WORK TO COMPLETE: Send back all the data below, exactly as given.

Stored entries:

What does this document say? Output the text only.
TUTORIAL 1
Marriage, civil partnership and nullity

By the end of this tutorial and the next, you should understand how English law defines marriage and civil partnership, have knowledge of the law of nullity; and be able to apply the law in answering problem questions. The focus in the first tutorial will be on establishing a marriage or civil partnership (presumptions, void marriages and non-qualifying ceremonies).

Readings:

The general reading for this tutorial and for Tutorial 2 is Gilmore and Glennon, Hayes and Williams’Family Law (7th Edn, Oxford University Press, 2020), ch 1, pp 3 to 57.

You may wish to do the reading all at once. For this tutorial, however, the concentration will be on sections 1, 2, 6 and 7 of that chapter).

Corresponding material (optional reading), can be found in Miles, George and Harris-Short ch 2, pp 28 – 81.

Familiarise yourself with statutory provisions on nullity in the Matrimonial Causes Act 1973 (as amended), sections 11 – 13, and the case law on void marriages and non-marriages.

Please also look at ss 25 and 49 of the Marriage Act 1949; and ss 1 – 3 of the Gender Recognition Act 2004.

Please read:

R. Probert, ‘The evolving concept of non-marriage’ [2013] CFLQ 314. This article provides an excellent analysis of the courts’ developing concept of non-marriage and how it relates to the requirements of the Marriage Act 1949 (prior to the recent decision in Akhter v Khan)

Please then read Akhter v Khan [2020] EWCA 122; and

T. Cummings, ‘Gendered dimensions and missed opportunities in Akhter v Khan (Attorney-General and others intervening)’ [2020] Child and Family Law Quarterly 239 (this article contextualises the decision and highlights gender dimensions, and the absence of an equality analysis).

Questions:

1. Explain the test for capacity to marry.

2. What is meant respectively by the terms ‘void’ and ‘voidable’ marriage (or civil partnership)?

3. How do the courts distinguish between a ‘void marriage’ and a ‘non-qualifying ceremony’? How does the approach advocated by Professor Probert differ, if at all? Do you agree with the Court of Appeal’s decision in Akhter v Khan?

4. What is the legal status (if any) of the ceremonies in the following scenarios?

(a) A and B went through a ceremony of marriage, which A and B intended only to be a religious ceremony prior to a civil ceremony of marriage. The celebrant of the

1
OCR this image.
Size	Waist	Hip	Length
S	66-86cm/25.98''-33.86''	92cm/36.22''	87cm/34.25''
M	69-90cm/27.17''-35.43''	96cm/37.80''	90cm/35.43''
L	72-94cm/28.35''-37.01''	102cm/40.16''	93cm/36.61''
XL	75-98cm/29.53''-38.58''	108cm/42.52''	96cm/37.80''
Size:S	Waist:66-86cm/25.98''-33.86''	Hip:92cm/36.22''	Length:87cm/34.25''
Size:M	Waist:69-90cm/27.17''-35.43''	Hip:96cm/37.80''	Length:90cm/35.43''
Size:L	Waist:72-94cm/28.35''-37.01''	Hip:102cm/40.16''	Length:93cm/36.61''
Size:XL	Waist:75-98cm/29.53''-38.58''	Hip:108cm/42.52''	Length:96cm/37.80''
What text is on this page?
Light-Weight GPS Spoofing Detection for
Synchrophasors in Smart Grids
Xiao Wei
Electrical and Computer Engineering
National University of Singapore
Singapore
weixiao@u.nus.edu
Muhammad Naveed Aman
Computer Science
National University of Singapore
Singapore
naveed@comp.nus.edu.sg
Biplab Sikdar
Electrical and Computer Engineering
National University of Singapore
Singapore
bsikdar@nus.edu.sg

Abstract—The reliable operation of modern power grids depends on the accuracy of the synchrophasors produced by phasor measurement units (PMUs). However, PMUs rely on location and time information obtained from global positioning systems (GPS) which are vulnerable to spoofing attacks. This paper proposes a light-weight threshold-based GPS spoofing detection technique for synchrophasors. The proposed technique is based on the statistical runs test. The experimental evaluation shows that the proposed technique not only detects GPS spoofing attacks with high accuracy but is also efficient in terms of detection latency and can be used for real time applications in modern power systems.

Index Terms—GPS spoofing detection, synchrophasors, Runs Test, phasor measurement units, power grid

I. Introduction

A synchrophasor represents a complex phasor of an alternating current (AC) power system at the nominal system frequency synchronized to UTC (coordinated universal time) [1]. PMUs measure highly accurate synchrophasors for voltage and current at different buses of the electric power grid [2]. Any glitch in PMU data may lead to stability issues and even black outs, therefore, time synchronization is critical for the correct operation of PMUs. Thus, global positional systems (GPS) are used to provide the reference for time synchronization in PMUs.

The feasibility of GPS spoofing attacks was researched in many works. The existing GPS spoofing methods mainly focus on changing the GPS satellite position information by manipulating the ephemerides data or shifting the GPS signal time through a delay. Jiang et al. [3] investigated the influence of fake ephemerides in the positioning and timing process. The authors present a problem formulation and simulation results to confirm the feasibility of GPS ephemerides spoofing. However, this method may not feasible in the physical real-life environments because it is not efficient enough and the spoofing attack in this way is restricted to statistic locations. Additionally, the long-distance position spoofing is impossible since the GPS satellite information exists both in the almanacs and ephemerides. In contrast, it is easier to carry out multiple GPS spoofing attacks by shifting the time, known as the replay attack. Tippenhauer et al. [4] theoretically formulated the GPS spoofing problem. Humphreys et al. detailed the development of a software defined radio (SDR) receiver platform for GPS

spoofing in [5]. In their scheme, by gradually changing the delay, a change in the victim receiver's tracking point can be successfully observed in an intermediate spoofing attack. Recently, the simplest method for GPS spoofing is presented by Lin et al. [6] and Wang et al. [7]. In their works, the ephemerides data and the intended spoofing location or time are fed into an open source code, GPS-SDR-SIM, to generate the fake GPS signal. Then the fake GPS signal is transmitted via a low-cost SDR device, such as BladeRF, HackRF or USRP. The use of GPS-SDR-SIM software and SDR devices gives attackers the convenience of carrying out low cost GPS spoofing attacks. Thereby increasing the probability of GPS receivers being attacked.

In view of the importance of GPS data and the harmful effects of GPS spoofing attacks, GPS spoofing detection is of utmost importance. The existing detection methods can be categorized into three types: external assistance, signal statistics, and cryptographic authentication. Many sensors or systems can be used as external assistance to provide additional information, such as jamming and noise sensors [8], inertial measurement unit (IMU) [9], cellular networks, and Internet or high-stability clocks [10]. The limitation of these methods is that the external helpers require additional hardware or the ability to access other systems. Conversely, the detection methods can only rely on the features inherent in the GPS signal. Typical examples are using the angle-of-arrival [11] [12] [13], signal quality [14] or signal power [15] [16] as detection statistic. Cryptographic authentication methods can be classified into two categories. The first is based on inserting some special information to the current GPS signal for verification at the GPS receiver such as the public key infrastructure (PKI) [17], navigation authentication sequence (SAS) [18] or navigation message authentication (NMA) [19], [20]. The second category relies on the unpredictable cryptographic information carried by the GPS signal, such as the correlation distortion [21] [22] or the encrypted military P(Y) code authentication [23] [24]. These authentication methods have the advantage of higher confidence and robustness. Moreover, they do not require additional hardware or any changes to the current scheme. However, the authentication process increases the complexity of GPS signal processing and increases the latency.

FINISHED ANSWER:
What does this document say? Output the text only.
TUTORIAL 1
Marriage, civil partnership and nullity

By the end of this tutorial and the next, you should understand how English law defines marriage and civil partnership, have knowledge of the law of nullity; and be able to apply the law in answering problem questions. The focus in the first tutorial will be on establishing a marriage or civil partnership (presumptions, void marriages and non-qualifying ceremonies).

Readings:

The general reading for this tutorial and for Tutorial 2 is Gilmore and Glennon, Hayes and Williams’Family Law (7th Edn, Oxford University Press, 2020), ch 1, pp 3 to 57.

You may wish to do the reading all at once. For this tutorial, however, the concentration will be on sections 1, 2, 6 and 7 of that chapter).

Corresponding material (optional reading), can be found in Miles, George and Harris-Short ch 2, pp 28 – 81.

Familiarise yourself with statutory provisions on nullity in the Matrimonial Causes Act 1973 (as amended), sections 11 – 13, and the case law on void marriages and non-marriages.

Please also look at ss 25 and 49 of the Marriage Act 1949; and ss 1 – 3 of the Gender Recognition Act 2004.

Please read:

R. Probert, ‘The evolving concept of non-marriage’ [2013] CFLQ 314. This article provides an excellent analysis of the courts’ developing concept of non-marriage and how it relates to the requirements of the Marriage Act 1949 (prior to the recent decision in Akhter v Khan)

Please then read Akhter v Khan [2020] EWCA 122; and

T. Cummings, ‘Gendered dimensions and missed opportunities in Akhter v Khan (Attorney-General and others intervening)’ [2020] Child and Family Law Quarterly 239 (this article contextualises the decision and highlights gender dimensions, and the absence of an equality analysis).

Questions:

1. Explain the test for capacity to marry.

2. What is meant respectively by the terms ‘void’ and ‘voidable’ marriage (or civil partnership)?

3. How do the courts distinguish between a ‘void marriage’ and a ‘non-qualifying ceremony’? How does the approach advocated by Professor Probert differ, if at all? Do you agree with the Court of Appeal’s decision in Akhter v Khan?

4. What is the legal status (if any) of the ceremonies in the following scenarios?

(a) A and B went through a ceremony of marriage, which A and B intended only to be a religious ceremony prior to a civil ceremony of marriage. The celebrant of the

1
OCR this image.
Size	Waist	Hip	Length
S	66-86cm/25.98''-33.86''	92cm/36.22''	87cm/34.25''
M	69-90cm/27.17''-35.43''	96cm/37.80''	90cm/35.43''
L	72-94cm/28.35''-37.01''	102cm/40.16''	93cm/36.61''
XL	75-98cm/29.53''-38.58''	108cm/42.52''	96cm/37.80''
Size:S	Waist:66-86cm/25.98''-33.86''	Hip:92cm/36.22''	Length:87cm/34.25''
Size:M	Waist:69-90cm/27.17''-35.43''	Hip:96cm/37.80''	Length:90cm/35.43''
Size:L	Waist:72-94cm/28.35''-37.01''	Hip:102cm/40.16''	Length:93cm/36.61''
Size:XL	Waist:75-98cm/29.53''-38.58''	Hip:108cm/42.52''	Length:96cm/37.80''
What text is on this page?
Light-Weight GPS Spoofing Detection for
Synchrophasors in Smart Grids
Xiao Wei
Electrical and Computer Engineering
National University of Singapore
Singapore
weixiao@u.nus.edu
Muhammad Naveed Aman
Computer Science
National University of Singapore
Singapore
naveed@comp.nus.edu.sg
Biplab Sikdar
Electrical and Computer Engineering
National University of Singapore
Singapore
bsikdar@nus.edu.sg

Abstract—The reliable operation of modern power grids depends on the accuracy of the synchrophasors produced by phasor measurement units (PMUs). However, PMUs rely on location and time information obtained from global positioning systems (GPS) which are vulnerable to spoofing attacks. This paper proposes a light-weight threshold-based GPS spoofing detection technique for synchrophasors. The proposed technique is based on the statistical runs test. The experimental evaluation shows that the proposed technique not only detects GPS spoofing attacks with high accuracy but is also efficient in terms of detection latency and can be used for real time applications in modern power systems.

Index Terms—GPS spoofing detection, synchrophasors, Runs Test, phasor measurement units, power grid

I. Introduction

A synchrophasor represents a complex phasor of an alternating current (AC) power system at the nominal system frequency synchronized to UTC (coordinated universal time) [1]. PMUs measure highly accurate synchrophasors for voltage and current at different buses of the electric power grid [2]. Any glitch in PMU data may lead to stability issues and even black outs, therefore, time synchronization is critical for the correct operation of PMUs. Thus, global positional systems (GPS) are used to provide the reference for time synchronization in PMUs.

The feasibility of GPS spoofing attacks was researched in many works. The existing GPS spoofing methods mainly focus on changing the GPS satellite position information by manipulating the ephemerides data or shifting the GPS signal time through a delay. Jiang et al. [3] investigated the influence of fake ephemerides in the positioning and timing process. The authors present a problem formulation and simulation results to confirm the feasibility of GPS ephemerides spoofing. However, this method may not feasible in the physical real-life environments because it is not efficient enough and the spoofing attack in this way is restricted to statistic locations. Additionally, the long-distance position spoofing is impossible since the GPS satellite information exists both in the almanacs and ephemerides. In contrast, it is easier to carry out multiple GPS spoofing attacks by shifting the time, known as the replay attack. Tippenhauer et al. [4] theoretically formulated the GPS spoofing problem. Humphreys et al. detailed the development of a software defined radio (SDR) receiver platform for GPS

spoofing in [5]. In their scheme, by gradually changing the delay, a change in the victim receiver's tracking point can be successfully observed in an intermediate spoofing attack. Recently, the simplest method for GPS spoofing is presented by Lin et al. [6] and Wang et al. [7]. In their works, the ephemerides data and the intended spoofing location or time are fed into an open source code, GPS-SDR-SIM, to generate the fake GPS signal. Then the fake GPS signal is transmitted via a low-cost SDR device, such as BladeRF, HackRF or USRP. The use of GPS-SDR-SIM software and SDR devices gives attackers the convenience of carrying out low cost GPS spoofing attacks. Thereby increasing the probability of GPS receivers being attacked.

In view of the importance of GPS data and the harmful effects of GPS spoofing attacks, GPS spoofing detection is of utmost importance. The existing detection methods can be categorized into three types: external assistance, signal statistics, and cryptographic authentication. Many sensors or systems can be used as external assistance to provide additional information, such as jamming and noise sensors [8], inertial measurement unit (IMU) [9], cellular networks, and Internet or high-stability clocks [10]. The limitation of these methods is that the external helpers require additional hardware or the ability to access other systems. Conversely, the detection methods can only rely on the features inherent in the GPS signal. Typical examples are using the angle-of-arrival [11] [12] [13], signal quality [14] or signal power [15] [16] as detection statistic. Cryptographic authentication methods can be classified into two categories. The first is based on inserting some special information to the current GPS signal for verification at the GPS receiver such as the public key infrastructure (PKI) [17], navigation authentication sequence (SAS) [18] or navigation message authentication (NMA) [19], [20]. The second category relies on the unpredictable cryptographic information carried by the GPS signal, such as the correlation distortion [21] [22] or the encrypted military P(Y) code authentication [23] [24]. These authentication methods have the advantage of higher confidence and robustness. Moreover, they do not require additional hardware or any changes to the current scheme. However, the authentication process increases the complexity of GPS signal processing and increases the latency.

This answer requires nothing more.